[THE RECORDS start]

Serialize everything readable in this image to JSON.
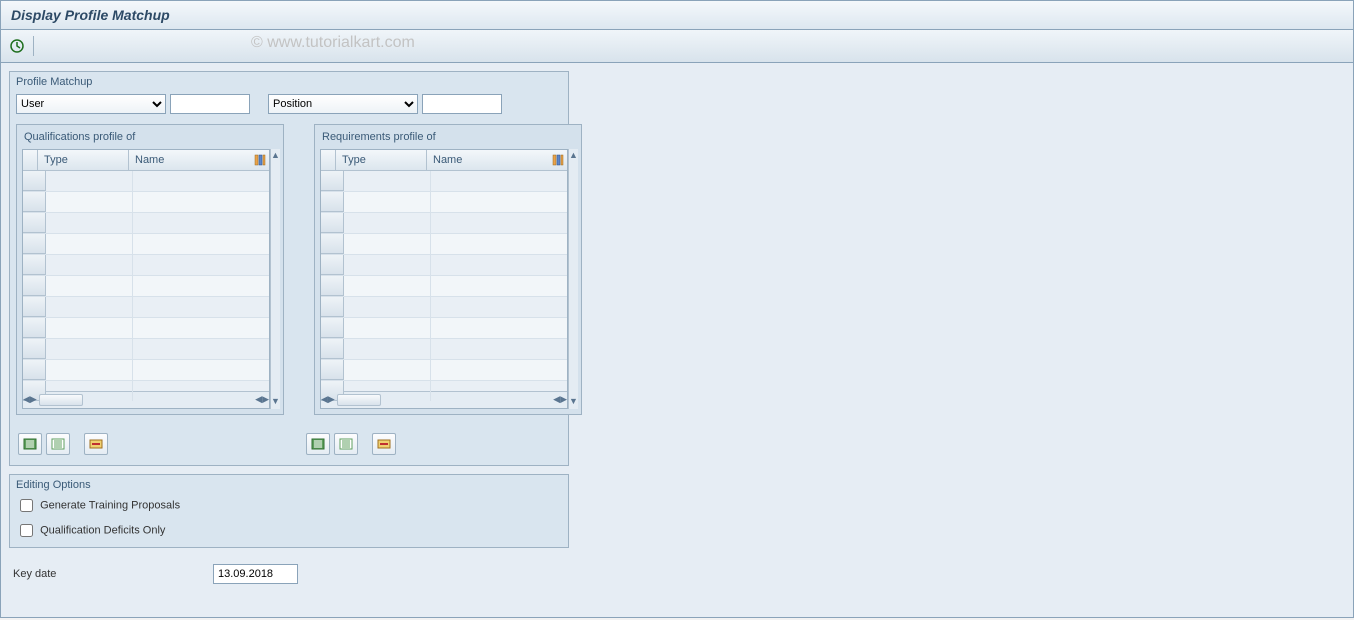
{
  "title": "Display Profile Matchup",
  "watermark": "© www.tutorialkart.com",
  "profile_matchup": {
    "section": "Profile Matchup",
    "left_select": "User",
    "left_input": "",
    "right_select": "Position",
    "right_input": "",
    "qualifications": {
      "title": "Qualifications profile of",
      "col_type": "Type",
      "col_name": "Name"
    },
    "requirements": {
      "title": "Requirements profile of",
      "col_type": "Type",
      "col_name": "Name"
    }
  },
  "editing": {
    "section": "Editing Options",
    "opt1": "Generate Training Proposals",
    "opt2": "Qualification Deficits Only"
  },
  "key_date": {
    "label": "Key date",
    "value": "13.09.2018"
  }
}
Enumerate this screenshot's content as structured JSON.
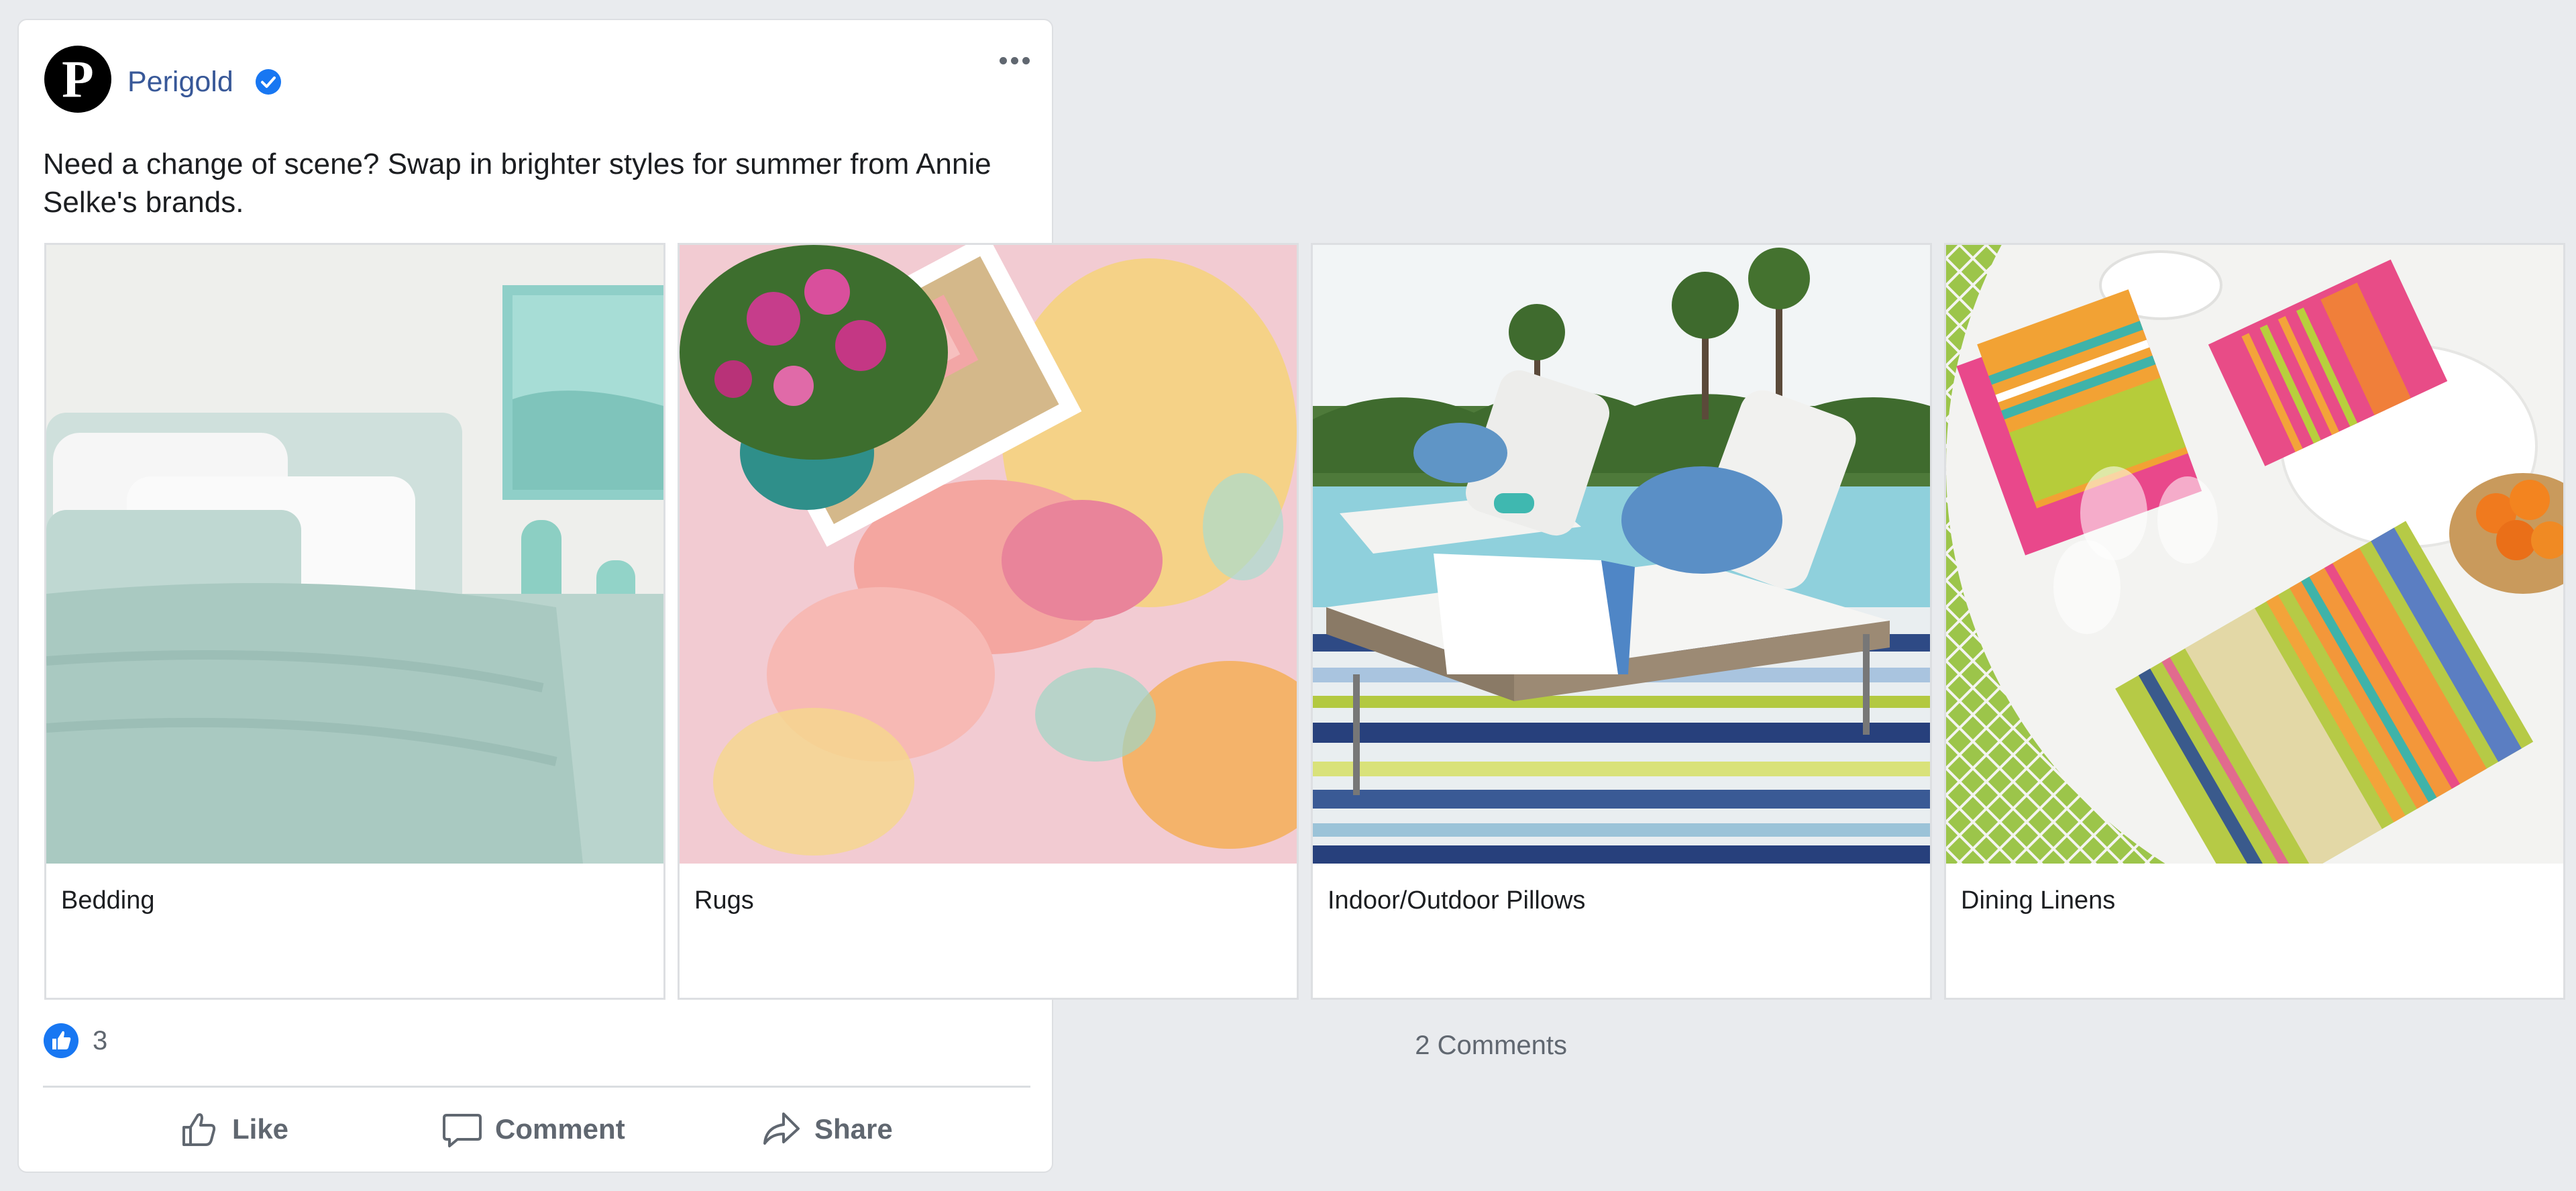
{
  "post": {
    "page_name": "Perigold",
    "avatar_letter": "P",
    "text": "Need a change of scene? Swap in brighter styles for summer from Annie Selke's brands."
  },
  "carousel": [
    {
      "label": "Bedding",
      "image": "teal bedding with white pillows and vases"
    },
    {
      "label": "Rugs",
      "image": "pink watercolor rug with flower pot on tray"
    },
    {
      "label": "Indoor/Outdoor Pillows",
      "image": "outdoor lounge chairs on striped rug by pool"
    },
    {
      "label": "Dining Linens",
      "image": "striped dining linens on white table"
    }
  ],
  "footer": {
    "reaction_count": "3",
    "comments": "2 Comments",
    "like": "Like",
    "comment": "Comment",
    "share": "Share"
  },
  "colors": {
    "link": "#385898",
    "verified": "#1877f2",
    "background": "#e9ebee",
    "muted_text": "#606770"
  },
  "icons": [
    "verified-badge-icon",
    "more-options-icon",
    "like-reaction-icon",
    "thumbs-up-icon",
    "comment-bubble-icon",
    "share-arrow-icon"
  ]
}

[THE RECORDS end]

TASK DIRECTIONS » Write out all the entries exactly, except for the pictures.

EXERCISE OUTPUT »
Serialize everything readable in this image to JSON.
{
  "title": "Display Profile Matchup",
  "watermark": "© www.tutorialkart.com",
  "profile_matchup": {
    "section": "Profile Matchup",
    "left_select": "User",
    "left_input": "",
    "right_select": "Position",
    "right_input": "",
    "qualifications": {
      "title": "Qualifications profile of",
      "col_type": "Type",
      "col_name": "Name"
    },
    "requirements": {
      "title": "Requirements profile of",
      "col_type": "Type",
      "col_name": "Name"
    }
  },
  "editing": {
    "section": "Editing Options",
    "opt1": "Generate Training Proposals",
    "opt2": "Qualification Deficits Only"
  },
  "key_date": {
    "label": "Key date",
    "value": "13.09.2018"
  }
}
Enumerate this screenshot's content as structured JSON.
{
  "post": {
    "page_name": "Perigold",
    "avatar_letter": "P",
    "text": "Need a change of scene? Swap in brighter styles for summer from Annie Selke's brands."
  },
  "carousel": [
    {
      "label": "Bedding",
      "image": "teal bedding with white pillows and vases"
    },
    {
      "label": "Rugs",
      "image": "pink watercolor rug with flower pot on tray"
    },
    {
      "label": "Indoor/Outdoor Pillows",
      "image": "outdoor lounge chairs on striped rug by pool"
    },
    {
      "label": "Dining Linens",
      "image": "striped dining linens on white table"
    }
  ],
  "footer": {
    "reaction_count": "3",
    "comments": "2 Comments",
    "like": "Like",
    "comment": "Comment",
    "share": "Share"
  },
  "colors": {
    "link": "#385898",
    "verified": "#1877f2",
    "background": "#e9ebee",
    "muted_text": "#606770"
  },
  "icons": [
    "verified-badge-icon",
    "more-options-icon",
    "like-reaction-icon",
    "thumbs-up-icon",
    "comment-bubble-icon",
    "share-arrow-icon"
  ]
}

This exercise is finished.